Teks Kutipan:
Oleh Moh. Ilyas
Maksud dari judul ini barangkali menggelitik sekaligus membuat pembaca bertanya-tanya. Tapi, jangan salah persepsi dan punya anggapan bahwa penulis sedang bermain-main dengan judul ini. Penulis sama sekali tidak sedang dalam posisi demikian. Penulis hanya ingin belajar membaca sesuatu yang tak terbaca.
Dalam beberapa literatur teologi (Kitab Tauhid) dijelaskan bahwa setiap benda (jirm) memiliki tempat. Ia bisa bergerak ke manapun ia suka, baik karena kekuatan dari dalam dirinya maupun dari luar. Ia juga bisa dibaca, dimengerti, bahkan dipahami. Dengan begitu, ia pasti memiliki nama, walaupun nama itu baru muncul setelah beberapa orang menciptakannya sendiri.
Untuk sekadar menyebut contoh adalah mobil. Di masa Nabi, barangkali kendaraan jenis ini belumlah ada, sehingga nama “Mobil” saat itu tidak dikonotasikan sebagai kendaraan yang kita pahami hari ini. Saat itu untuk merujuk kendaraan, digunakanlah sebutan keledai, unta, dan sebagainya.
Bagaimana dengan hal-hal ghaib? Masihkah ia bisa dibaca, sementara kita tidak pernah melihat apalagi memahaminya. Ia memang memiliki nama, tapi laksana tak bernama, sebab kita tak pernah tahu kebenarannya secara aqli dan rasionalitas empirik. Kita mungkin bisa membacanya secara naluri dan insting, tetapi ia pun takkan pernah terbaca. Wal-hasil, sesuatu yang kita anggap “aksi membaca”, sebenarnya hanyalah tindakan memrediksi.

Data Tugas Ini:
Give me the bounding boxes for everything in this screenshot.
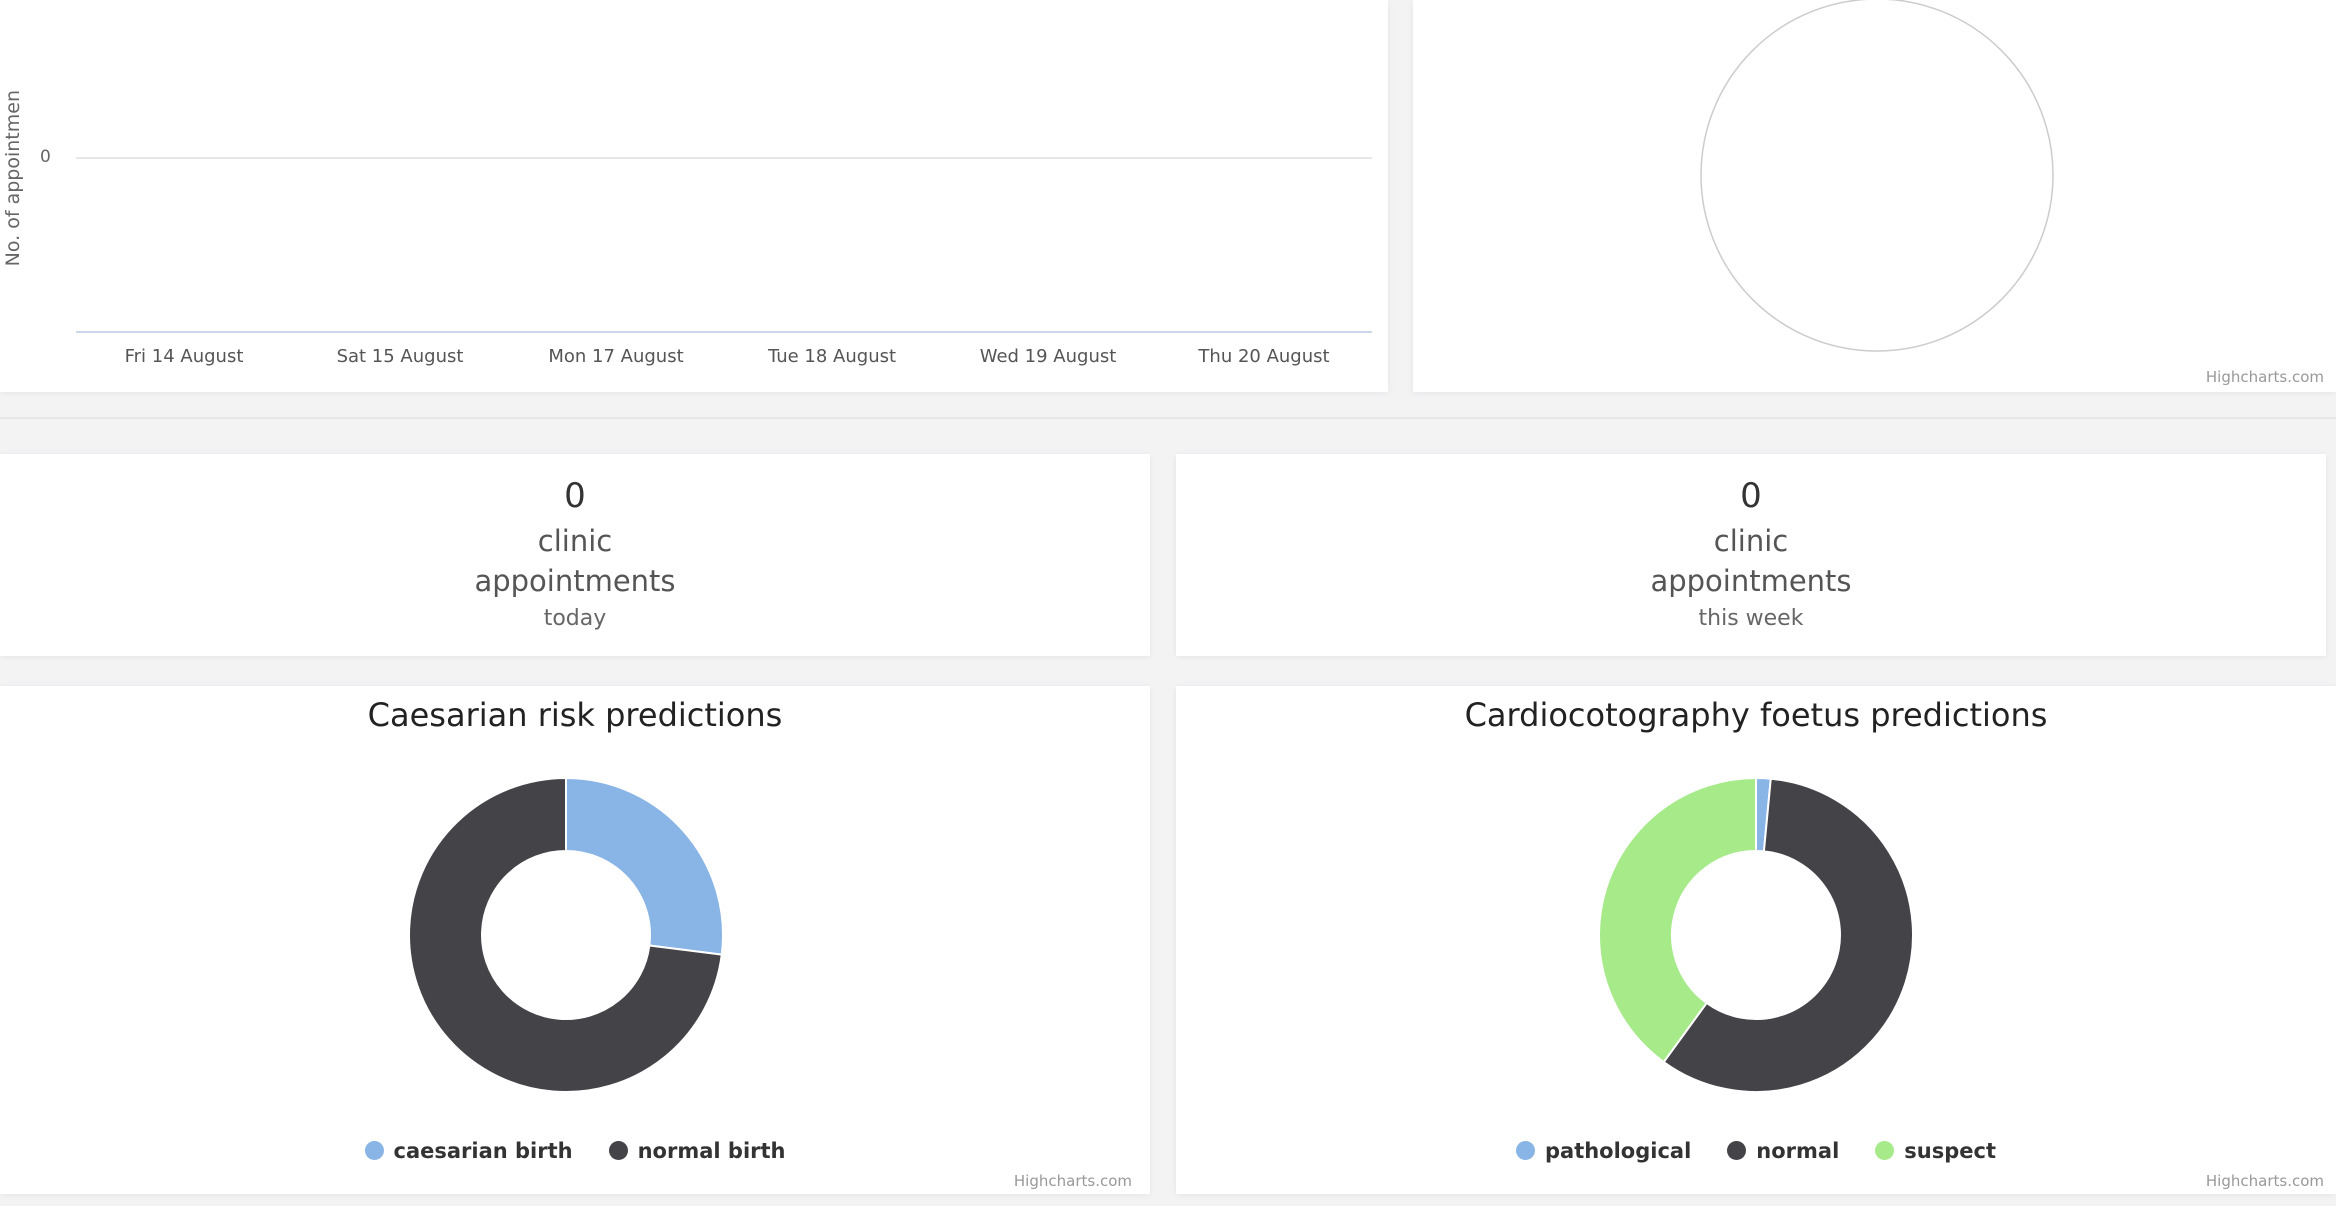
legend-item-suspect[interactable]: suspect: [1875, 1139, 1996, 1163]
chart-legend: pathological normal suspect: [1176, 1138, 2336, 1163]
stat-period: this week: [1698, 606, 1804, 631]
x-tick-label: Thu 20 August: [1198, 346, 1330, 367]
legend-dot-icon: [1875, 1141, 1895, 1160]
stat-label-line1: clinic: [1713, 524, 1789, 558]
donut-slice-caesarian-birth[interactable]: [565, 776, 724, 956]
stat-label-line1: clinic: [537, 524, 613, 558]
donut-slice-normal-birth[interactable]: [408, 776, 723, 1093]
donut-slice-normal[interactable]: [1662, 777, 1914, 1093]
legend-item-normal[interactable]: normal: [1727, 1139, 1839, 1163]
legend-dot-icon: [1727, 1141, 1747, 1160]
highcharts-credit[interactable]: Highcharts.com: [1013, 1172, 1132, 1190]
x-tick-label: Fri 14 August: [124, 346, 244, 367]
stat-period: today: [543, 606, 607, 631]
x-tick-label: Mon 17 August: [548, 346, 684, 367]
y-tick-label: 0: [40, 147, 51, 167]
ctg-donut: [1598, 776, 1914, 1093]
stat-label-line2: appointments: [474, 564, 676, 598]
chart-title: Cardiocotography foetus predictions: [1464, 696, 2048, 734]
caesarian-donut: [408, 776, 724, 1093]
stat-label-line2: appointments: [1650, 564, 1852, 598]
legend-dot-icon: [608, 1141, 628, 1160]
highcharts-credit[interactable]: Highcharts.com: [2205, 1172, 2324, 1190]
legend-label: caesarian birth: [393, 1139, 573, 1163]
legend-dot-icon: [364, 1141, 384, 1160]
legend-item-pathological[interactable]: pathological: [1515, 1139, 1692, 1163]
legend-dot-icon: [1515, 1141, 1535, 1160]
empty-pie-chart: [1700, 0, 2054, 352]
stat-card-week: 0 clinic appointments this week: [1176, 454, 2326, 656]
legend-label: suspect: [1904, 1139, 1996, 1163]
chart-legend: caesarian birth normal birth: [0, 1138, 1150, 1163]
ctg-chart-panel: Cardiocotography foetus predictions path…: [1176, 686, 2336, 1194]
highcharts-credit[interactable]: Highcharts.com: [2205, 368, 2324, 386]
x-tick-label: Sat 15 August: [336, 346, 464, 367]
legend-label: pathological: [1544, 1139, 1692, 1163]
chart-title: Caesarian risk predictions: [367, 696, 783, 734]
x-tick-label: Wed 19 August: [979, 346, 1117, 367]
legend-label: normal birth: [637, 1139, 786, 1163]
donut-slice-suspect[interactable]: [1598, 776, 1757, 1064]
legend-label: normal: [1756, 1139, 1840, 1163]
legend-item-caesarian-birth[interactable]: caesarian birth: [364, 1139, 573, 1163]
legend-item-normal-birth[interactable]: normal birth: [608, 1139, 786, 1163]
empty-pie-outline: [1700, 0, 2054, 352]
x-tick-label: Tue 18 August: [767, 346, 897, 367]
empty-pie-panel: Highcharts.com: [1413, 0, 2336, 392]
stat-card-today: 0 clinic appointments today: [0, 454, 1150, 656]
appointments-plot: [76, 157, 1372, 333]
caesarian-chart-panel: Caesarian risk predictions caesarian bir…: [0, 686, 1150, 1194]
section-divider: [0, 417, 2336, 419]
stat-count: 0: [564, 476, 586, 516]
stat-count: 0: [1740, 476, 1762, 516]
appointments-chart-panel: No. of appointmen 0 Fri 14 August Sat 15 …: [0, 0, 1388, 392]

Tugas yang Dikerjakan:
1: Tentukan apakah setiap pernyataan berikut sesuai dengan teks tentang membaca hal-hal ghaib, lalu jawab ya atau tidak disertai kutipan kata-kata penentu dari teks: (a) setiap benda (jirm) memiliki tempat; (b) di masa Nabi, kendaraan dirujuk dengan sebutan mobil; (c) hal-hal ghaib tidak memiliki nama.
2: Kembalikan baris-baris listing mulai dari baris yang memuat "[1875, 1139, 1996, 1163]" sampai baris yang memuat "x-tick-label: Fri 14", kedua baris batas ikut disertakan, tanpa perubahan apa pun.

Jawaban yang Diberikan:
1:
(a) Ya: "setiap benda (jirm) memiliki tempat"
(b) Tidak: "Saat itu untuk merujuk kendaraan, digunakanlah sebutan keledai, unta, dan sebagainya."
(c) Tidak: "Ia memang memiliki nama, tapi laksana tak bernama"

2:
legend-item-suspect[interactable]: suspect: [1875, 1139, 1996, 1163]
chart-legend: pathological normal suspect: [1176, 1138, 2336, 1163]
stat-period: this week: [1698, 606, 1804, 631]
x-tick-label: Thu 20 August: [1198, 346, 1330, 367]
legend-dot-icon: [1875, 1141, 1895, 1160]
stat-label-line1: clinic: [1713, 524, 1789, 558]
donut-slice-caesarian-birth[interactable]: [565, 776, 724, 956]
stat-label-line1: clinic: [537, 524, 613, 558]
donut-slice-normal-birth[interactable]: [408, 776, 723, 1093]
donut-slice-normal[interactable]: [1662, 777, 1914, 1093]
legend-item-normal[interactable]: normal: [1727, 1139, 1839, 1163]
legend-dot-icon: [1727, 1141, 1747, 1160]
highcharts-credit[interactable]: Highcharts.com: [1013, 1172, 1132, 1190]
x-tick-label: Fri 14 August: [124, 346, 244, 367]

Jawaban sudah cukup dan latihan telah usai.